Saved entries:
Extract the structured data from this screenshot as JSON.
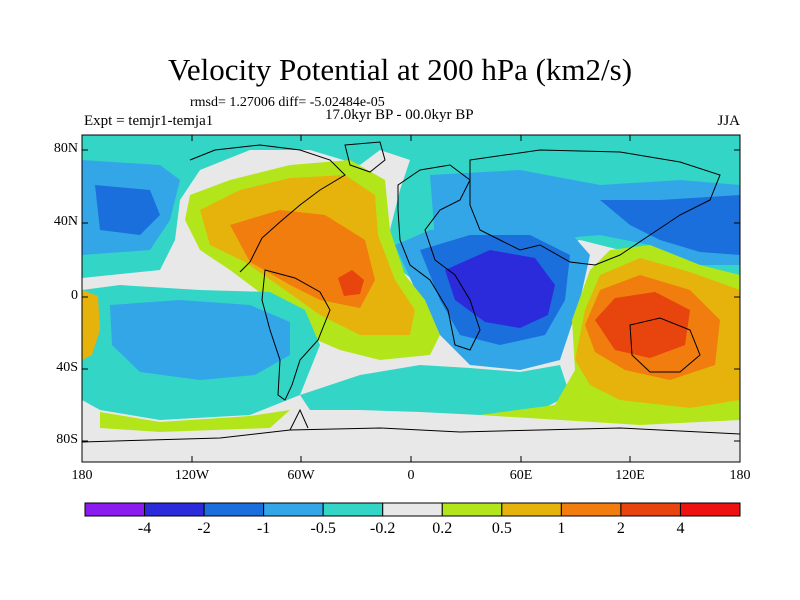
{
  "title": "Velocity Potential at 200 hPa (km2/s)",
  "stats": "rmsd= 1.27006 diff= -5.02484e-05",
  "period": "17.0kyr BP - 00.0kyr BP",
  "experiment": "Expt = temjr1-temja1",
  "season": "JJA",
  "lat_ticks": [
    "80N",
    "40N",
    "0",
    "40S",
    "80S"
  ],
  "lon_ticks": [
    "180",
    "120W",
    "60W",
    "0",
    "60E",
    "120E",
    "180"
  ],
  "colorbar": {
    "labels": [
      "-4",
      "-2",
      "-1",
      "-0.5",
      "-0.2",
      "0.2",
      "0.5",
      "1",
      "2",
      "4"
    ],
    "colors": [
      "#8a1cf0",
      "#2b2bdc",
      "#1a6fdd",
      "#33a6e8",
      "#33d6c6",
      "#e8e8e8",
      "#b3e61a",
      "#e6b30d",
      "#f07d0d",
      "#e8440d",
      "#ee1111"
    ]
  },
  "map_colors": {
    "neutral": "#e8e8e8",
    "pos1": "#b3e61a",
    "pos2": "#e6b30d",
    "pos3": "#f07d0d",
    "pos4": "#e8440d",
    "neg1": "#33d6c6",
    "neg2": "#33a6e8",
    "neg3": "#1a6fdd",
    "neg4": "#2b2bdc"
  }
}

** Problem details **
Please transcribe the material above exactly as written. Leave the pictures out.

** Completed exercise **
Extract the structured data from this screenshot as JSON.
{
  "title": "Velocity Potential at 200 hPa (km2/s)",
  "stats": "rmsd= 1.27006 diff= -5.02484e-05",
  "period": "17.0kyr BP - 00.0kyr BP",
  "experiment": "Expt = temjr1-temja1",
  "season": "JJA",
  "lat_ticks": [
    "80N",
    "40N",
    "0",
    "40S",
    "80S"
  ],
  "lon_ticks": [
    "180",
    "120W",
    "60W",
    "0",
    "60E",
    "120E",
    "180"
  ],
  "colorbar": {
    "labels": [
      "-4",
      "-2",
      "-1",
      "-0.5",
      "-0.2",
      "0.2",
      "0.5",
      "1",
      "2",
      "4"
    ],
    "colors": [
      "#8a1cf0",
      "#2b2bdc",
      "#1a6fdd",
      "#33a6e8",
      "#33d6c6",
      "#e8e8e8",
      "#b3e61a",
      "#e6b30d",
      "#f07d0d",
      "#e8440d",
      "#ee1111"
    ]
  },
  "map_colors": {
    "neutral": "#e8e8e8",
    "pos1": "#b3e61a",
    "pos2": "#e6b30d",
    "pos3": "#f07d0d",
    "pos4": "#e8440d",
    "neg1": "#33d6c6",
    "neg2": "#33a6e8",
    "neg3": "#1a6fdd",
    "neg4": "#2b2bdc"
  }
}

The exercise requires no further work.